■ EXERCISE GOAL:
Write the records below out again exactly as given, with no images.

[Stored entries]
################
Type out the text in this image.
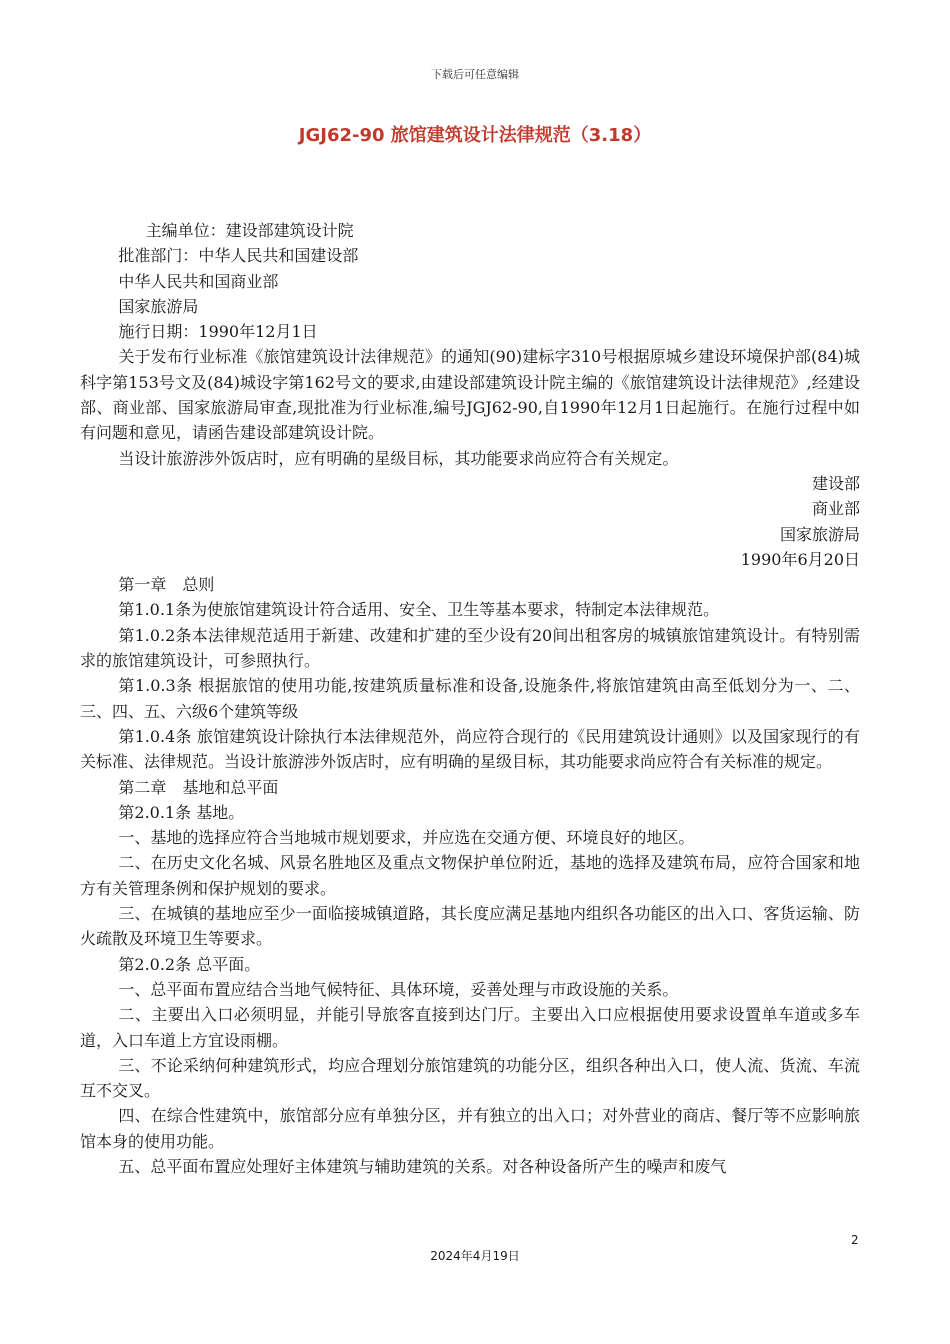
下载后可任意编辑
JGJ62-90 旅馆建筑设计法律规范（3.18）

主编单位：建设部建筑设计院

批准部门：中华人民共和国建设部

中华人民共和国商业部

国家旅游局

施行日期：1990年12月1日

关于发布行业标准《旅馆建筑设计法律规范》的通知(90)建标字310号根据原城乡建设环境保护部(84)城科字第153号文及(84)城设字第162号文的要求,由建设部建筑设计院主编的《旅馆建筑设计法律规范》,经建设部、商业部、国家旅游局审查,现批准为行业标准,编号JGJ62-90,自1990年12月1日起施行。在施行过程中如有问题和意见，请函告建设部建筑设计院。

当设计旅游涉外饭店时，应有明确的星级目标，其功能要求尚应符合有关规定。

建设部

商业部

国家旅游局

1990年6月20日

第一章　总则

第1.0.1条为使旅馆建筑设计符合适用、安全、卫生等基本要求，特制定本法律规范。

第1.0.2条本法律规范适用于新建、改建和扩建的至少设有20间出租客房的城镇旅馆建筑设计。有特别需求的旅馆建筑设计，可参照执行。

第1.0.3条 根据旅馆的使用功能,按建筑质量标准和设备,设施条件,将旅馆建筑由高至低划分为一、二、三、四、五、六级6个建筑等级

第1.0.4条 旅馆建筑设计除执行本法律规范外，尚应符合现行的《民用建筑设计通则》以及国家现行的有关标准、法律规范。当设计旅游涉外饭店时，应有明确的星级目标，其功能要求尚应符合有关标准的规定。

第二章　基地和总平面

第2.0.1条 基地。

一、基地的选择应符合当地城市规划要求，并应选在交通方便、环境良好的地区。

二、在历史文化名城、风景名胜地区及重点文物保护单位附近，基地的选择及建筑布局，应符合国家和地方有关管理条例和保护规划的要求。

三、在城镇的基地应至少一面临接城镇道路，其长度应满足基地内组织各功能区的出入口、客货运输、防火疏散及环境卫生等要求。

第2.0.2条 总平面。

一、总平面布置应结合当地气候特征、具体环境，妥善处理与市政设施的关系。

二、主要出入口必须明显，并能引导旅客直接到达门厅。主要出入口应根据使用要求设置单车道或多车道，入口车道上方宜设雨棚。

三、不论采纳何种建筑形式，均应合理划分旅馆建筑的功能分区，组织各种出入口，使人流、货流、车流互不交叉。

四、在综合性建筑中，旅馆部分应有单独分区，并有独立的出入口；对外营业的商店、餐厅等不应影响旅馆本身的使用功能。

五、总平面布置应处理好主体建筑与辅助建筑的关系。对各种设备所产生的噪声和废气

2
2024年4月19日
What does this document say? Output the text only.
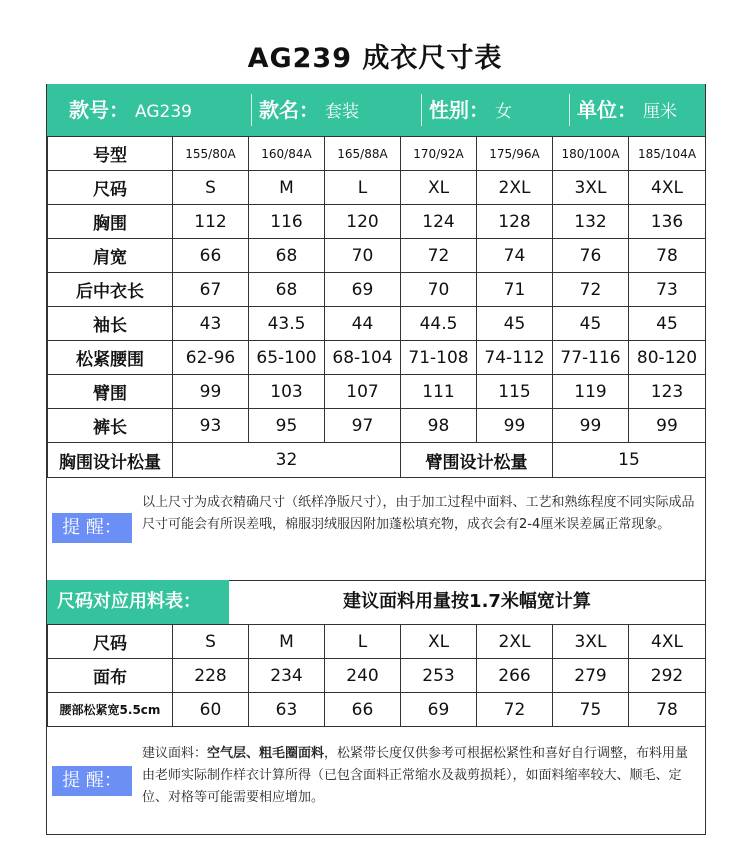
AG239 成衣尺寸表
款号： AG239	款名： 套装	性别： 女	单位： 厘米
号型	155/80A	160/84A	165/88A	170/92A	175/96A	180/100A	185/104A
尺码	S	M	L	XL	2XL	3XL	4XL
胸围	112	116	120	124	128	132	136
肩宽	66	68	70	72	74	76	78
后中衣长	67	68	69	70	71	72	73
袖长	43	43.5	44	44.5	45	45	45
松紧腰围	62-96	65-100	68-104	71-108	74-112	77-116	80-120
臂围	99	103	107	111	115	119	123
裤长	93	95	97	98	99	99	99
胸围设计松量	32			臂围设计松量		15	
提 醒：
以上尺寸为成衣精确尺寸（纸样净版尺寸），由于加工过程中面料、工艺和熟练程度不同实际成品尺寸可能会有所误差哦，棉服羽绒服因附加蓬松填充物，成衣会有2-4厘米误差属正常现象。
尺码对应用料表：	建议面料用量按1.7米幅宽计算
尺码	S	M	L	XL	2XL	3XL	4XL
面布	228	234	240	253	266	279	292
腰部松紧宽5.5cm	60	63	66	69	72	75	78
提 醒：
建议面料：空气层、粗毛圈面料，松紧带长度仅供参考可根据松紧性和喜好自行调整，布料用量由老师实际制作样衣计算所得（已包含面料正常缩水及裁剪损耗），如面料缩率较大、顺毛、定位、对格等可能需要相应增加。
################
■ RESULT:
Type out the text in this image.
下载后可任意编辑
JGJ62-90 旅馆建筑设计法律规范（3.18）

主编单位：建设部建筑设计院

批准部门：中华人民共和国建设部

中华人民共和国商业部

国家旅游局

施行日期：1990年12月1日

关于发布行业标准《旅馆建筑设计法律规范》的通知(90)建标字310号根据原城乡建设环境保护部(84)城科字第153号文及(84)城设字第162号文的要求,由建设部建筑设计院主编的《旅馆建筑设计法律规范》,经建设部、商业部、国家旅游局审查,现批准为行业标准,编号JGJ62-90,自1990年12月1日起施行。在施行过程中如有问题和意见，请函告建设部建筑设计院。

当设计旅游涉外饭店时，应有明确的星级目标，其功能要求尚应符合有关规定。

建设部

商业部

国家旅游局

1990年6月20日

第一章　总则

第1.0.1条为使旅馆建筑设计符合适用、安全、卫生等基本要求，特制定本法律规范。

第1.0.2条本法律规范适用于新建、改建和扩建的至少设有20间出租客房的城镇旅馆建筑设计。有特别需求的旅馆建筑设计，可参照执行。

第1.0.3条 根据旅馆的使用功能,按建筑质量标准和设备,设施条件,将旅馆建筑由高至低划分为一、二、三、四、五、六级6个建筑等级

第1.0.4条 旅馆建筑设计除执行本法律规范外，尚应符合现行的《民用建筑设计通则》以及国家现行的有关标准、法律规范。当设计旅游涉外饭店时，应有明确的星级目标，其功能要求尚应符合有关标准的规定。

第二章　基地和总平面

第2.0.1条 基地。

一、基地的选择应符合当地城市规划要求，并应选在交通方便、环境良好的地区。

二、在历史文化名城、风景名胜地区及重点文物保护单位附近，基地的选择及建筑布局，应符合国家和地方有关管理条例和保护规划的要求。

三、在城镇的基地应至少一面临接城镇道路，其长度应满足基地内组织各功能区的出入口、客货运输、防火疏散及环境卫生等要求。

第2.0.2条 总平面。

一、总平面布置应结合当地气候特征、具体环境，妥善处理与市政设施的关系。

二、主要出入口必须明显，并能引导旅客直接到达门厅。主要出入口应根据使用要求设置单车道或多车道，入口车道上方宜设雨棚。

三、不论采纳何种建筑形式，均应合理划分旅馆建筑的功能分区，组织各种出入口，使人流、货流、车流互不交叉。

四、在综合性建筑中，旅馆部分应有单独分区，并有独立的出入口；对外营业的商店、餐厅等不应影响旅馆本身的使用功能。

五、总平面布置应处理好主体建筑与辅助建筑的关系。对各种设备所产生的噪声和废气

2
2024年4月19日
What does this document say? Output the text only.
AG239 成衣尺寸表
款号： AG239	款名： 套装	性别： 女	单位： 厘米
号型	155/80A	160/84A	165/88A	170/92A	175/96A	180/100A	185/104A
尺码	S	M	L	XL	2XL	3XL	4XL
胸围	112	116	120	124	128	132	136
肩宽	66	68	70	72	74	76	78
后中衣长	67	68	69	70	71	72	73
袖长	43	43.5	44	44.5	45	45	45
松紧腰围	62-96	65-100	68-104	71-108	74-112	77-116	80-120
臂围	99	103	107	111	115	119	123
裤长	93	95	97	98	99	99	99
胸围设计松量	32			臂围设计松量		15	
提 醒：
以上尺寸为成衣精确尺寸（纸样净版尺寸），由于加工过程中面料、工艺和熟练程度不同实际成品尺寸可能会有所误差哦，棉服羽绒服因附加蓬松填充物，成衣会有2-4厘米误差属正常现象。
尺码对应用料表：	建议面料用量按1.7米幅宽计算
尺码	S	M	L	XL	2XL	3XL	4XL
面布	228	234	240	253	266	279	292
腰部松紧宽5.5cm	60	63	66	69	72	75	78
提 醒：
建议面料：空气层、粗毛圈面料，松紧带长度仅供参考可根据松紧性和喜好自行调整，布料用量由老师实际制作样衣计算所得（已包含面料正常缩水及裁剪损耗），如面料缩率较大、顺毛、定位、对格等可能需要相应增加。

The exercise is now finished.